### Text passage
# # # # #

Under the profit maximization hypothesis, owners make decisions about their venues, players, and media contracts in order to maximize the difference between total revenues and total costs.

In the short run, elements of the team production are fixed. This includes anything covered by contractual obligation in force during production. For sports teams, the primary fixed inputs are talent, on and off the field, and the facility in which team plays. To clarify, if any of the resources used to produce winning are fixed, the owner is in short-run situation. Whenever all elements of the process are variable, then the long run is under consideration.

The essence of the short run is that some decisions about putting winning in front of fans have already made.

Short run total costs= total fixed costs + total variable costs

Better teams will have a higher total fixed costs because they will choose to put together a more expensive set of player during a given season. Total variable costs might rise at a decreasing rate over some low range of output, but once diminishing returns set in, total variable costs must begin to increase at an increasing rate.

Long-run total cost is the relationship between winning percent and the cost of obtaining it.

# # # # #

### Available records
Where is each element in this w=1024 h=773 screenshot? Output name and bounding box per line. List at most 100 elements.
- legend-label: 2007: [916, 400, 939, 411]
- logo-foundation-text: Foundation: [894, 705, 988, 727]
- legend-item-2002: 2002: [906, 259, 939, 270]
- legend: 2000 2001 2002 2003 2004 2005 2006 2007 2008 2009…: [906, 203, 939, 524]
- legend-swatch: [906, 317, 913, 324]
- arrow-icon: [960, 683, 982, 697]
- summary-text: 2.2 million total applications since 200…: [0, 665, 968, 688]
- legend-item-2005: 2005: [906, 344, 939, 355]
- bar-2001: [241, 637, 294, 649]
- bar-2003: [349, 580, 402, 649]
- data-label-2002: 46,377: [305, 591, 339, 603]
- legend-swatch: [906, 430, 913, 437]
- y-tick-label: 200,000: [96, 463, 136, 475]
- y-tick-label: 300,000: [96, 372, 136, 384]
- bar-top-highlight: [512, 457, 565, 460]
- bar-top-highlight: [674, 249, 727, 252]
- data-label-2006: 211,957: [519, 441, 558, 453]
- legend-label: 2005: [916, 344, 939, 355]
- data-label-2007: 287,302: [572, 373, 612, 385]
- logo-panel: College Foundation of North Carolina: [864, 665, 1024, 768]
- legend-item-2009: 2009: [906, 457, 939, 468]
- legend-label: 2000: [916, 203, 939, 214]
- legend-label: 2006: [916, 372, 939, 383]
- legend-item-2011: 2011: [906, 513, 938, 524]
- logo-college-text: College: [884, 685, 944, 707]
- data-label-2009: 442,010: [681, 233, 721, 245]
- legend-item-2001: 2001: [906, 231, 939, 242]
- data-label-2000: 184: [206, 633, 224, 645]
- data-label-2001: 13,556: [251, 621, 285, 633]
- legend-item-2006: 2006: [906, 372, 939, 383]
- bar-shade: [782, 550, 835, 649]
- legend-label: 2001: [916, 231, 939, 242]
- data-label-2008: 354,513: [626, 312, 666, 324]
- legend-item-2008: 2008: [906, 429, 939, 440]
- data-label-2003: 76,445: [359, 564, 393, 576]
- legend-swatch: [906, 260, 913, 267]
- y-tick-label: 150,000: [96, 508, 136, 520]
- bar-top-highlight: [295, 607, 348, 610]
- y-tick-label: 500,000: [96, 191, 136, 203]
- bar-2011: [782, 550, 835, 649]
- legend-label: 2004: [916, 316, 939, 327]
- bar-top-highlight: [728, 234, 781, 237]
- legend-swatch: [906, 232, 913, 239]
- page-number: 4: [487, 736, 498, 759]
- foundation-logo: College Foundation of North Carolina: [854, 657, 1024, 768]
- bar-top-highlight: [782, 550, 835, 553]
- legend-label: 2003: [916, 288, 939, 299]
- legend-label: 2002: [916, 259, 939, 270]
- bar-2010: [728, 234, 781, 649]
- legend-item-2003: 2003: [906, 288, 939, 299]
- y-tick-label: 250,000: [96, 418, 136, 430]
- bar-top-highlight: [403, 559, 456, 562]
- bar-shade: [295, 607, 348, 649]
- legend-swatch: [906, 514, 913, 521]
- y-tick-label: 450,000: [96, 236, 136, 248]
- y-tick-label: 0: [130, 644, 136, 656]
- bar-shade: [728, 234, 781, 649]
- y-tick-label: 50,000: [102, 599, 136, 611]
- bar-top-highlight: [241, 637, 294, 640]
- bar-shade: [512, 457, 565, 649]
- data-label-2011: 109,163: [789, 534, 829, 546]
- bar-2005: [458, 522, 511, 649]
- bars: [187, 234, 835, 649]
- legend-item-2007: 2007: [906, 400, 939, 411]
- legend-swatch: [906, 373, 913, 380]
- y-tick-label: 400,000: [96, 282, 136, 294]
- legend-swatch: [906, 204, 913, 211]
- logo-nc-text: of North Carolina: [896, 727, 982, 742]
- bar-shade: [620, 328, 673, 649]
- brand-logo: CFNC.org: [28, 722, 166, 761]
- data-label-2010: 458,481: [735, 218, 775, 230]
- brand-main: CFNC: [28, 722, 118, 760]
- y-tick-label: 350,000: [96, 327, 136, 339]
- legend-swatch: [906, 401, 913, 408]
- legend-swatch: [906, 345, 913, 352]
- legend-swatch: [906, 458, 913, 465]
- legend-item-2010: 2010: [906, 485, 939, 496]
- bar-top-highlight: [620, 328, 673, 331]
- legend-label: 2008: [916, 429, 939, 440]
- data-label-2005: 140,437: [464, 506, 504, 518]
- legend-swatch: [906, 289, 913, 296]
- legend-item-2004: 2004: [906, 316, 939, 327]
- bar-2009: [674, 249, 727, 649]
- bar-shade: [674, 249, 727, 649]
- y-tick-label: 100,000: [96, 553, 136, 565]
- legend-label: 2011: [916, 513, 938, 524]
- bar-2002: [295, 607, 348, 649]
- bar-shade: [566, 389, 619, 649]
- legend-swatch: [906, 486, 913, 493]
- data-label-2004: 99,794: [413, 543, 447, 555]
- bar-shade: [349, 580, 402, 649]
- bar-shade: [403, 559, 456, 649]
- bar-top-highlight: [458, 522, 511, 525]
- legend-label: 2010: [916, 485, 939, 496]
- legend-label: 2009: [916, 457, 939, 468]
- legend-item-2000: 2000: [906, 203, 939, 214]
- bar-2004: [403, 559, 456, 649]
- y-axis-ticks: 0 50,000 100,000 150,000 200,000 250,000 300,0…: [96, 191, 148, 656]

# # # # #

### Parts of the exercise
1. Format the rows, from their first line through the line containing "- bar-shade: [782, 550, 835, 649]", as a numbered list with blank lines left out.
2. Pick up the passage on the costs of running a sports team and keep writing from the point where it stops.

### Results in order
1.
1. Where is each element in this w=1024 h=773 screenshot? Output name and bounding box per line. List at most 100 elements.
2. - legend-label: 2007: [916, 400, 939, 411]
3. - logo-foundation-text: Foundation: [894, 705, 988, 727]
4. - legend-item-2002: 2002: [906, 259, 939, 270]
5. - legend: 2000 2001 2002 2003 2004 2005 2006 2007 2008 2009…: [906, 203, 939, 524]
6. - legend-swatch: [906, 317, 913, 324]
7. - arrow-icon: [960, 683, 982, 697]
8. - summary-text: 2.2 million total applications since 200…: [0, 665, 968, 688]
9. - legend-item-2005: 2005: [906, 344, 939, 355]
10. - bar-2001: [241, 637, 294, 649]
11. - bar-2003: [349, 580, 402, 649]
12. - data-label-2002: 46,377: [305, 591, 339, 603]
13. - legend-swatch: [906, 430, 913, 437]
14. - y-tick-label: 200,000: [96, 463, 136, 475]
15. - y-tick-label: 300,000: [96, 372, 136, 384]
16. - bar-top-highlight: [512, 457, 565, 460]
17. - bar-top-highlight: [674, 249, 727, 252]
18. - data-label-2006: 211,957: [519, 441, 558, 453]
19. - legend-label: 2005: [916, 344, 939, 355]
20. - data-label-2007: 287,302: [572, 373, 612, 385]
21. - logo-panel: College Foundation of North Carolina: [864, 665, 1024, 768]
22. - legend-item-2009: 2009: [906, 457, 939, 468]
23. - legend-label: 2000: [916, 203, 939, 214]
24. - legend-label: 2006: [916, 372, 939, 383]
25. - legend-item-2011: 2011: [906, 513, 938, 524]
26. - logo-college-text: College: [884, 685, 944, 707]
27. - data-label-2009: 442,010: [681, 233, 721, 245]
28. - legend-item-2001: 2001: [906, 231, 939, 242]
29. - data-label-2000: 184: [206, 633, 224, 645]
30. - data-label-2001: 13,556: [251, 621, 285, 633]
31. - legend-item-2006: 2006: [906, 372, 939, 383]
32. - bar-shade: [782, 550, 835, 649]

2.
Long-run total costs are simply the sum of the player costs(salaries) as more stars are added and winning percent increases. It is the cost of winning percent that the team owner seeks to find.

As teams choose higher winning percents, in the long run total costs rise. Tension between winning and costs. The more an owner wants to win, the more it is going to cost.

In the long run, if costs eventually rise faster than revenues, then profit maximization constrains owners in their pursuit of winning.

Profit variation can harm balance.

The competitive imbalance doesn't necessarily mean that small market teams are not profitable.

Profit-maximizing owners will beef up on talent if they believe that doing so will raise revenues at a greater rate than the costs of making it happen. Only if the last owner made horrible mistakes or has the same vision as the new ownership but no money should we expect the new owner to alter the level of team quality.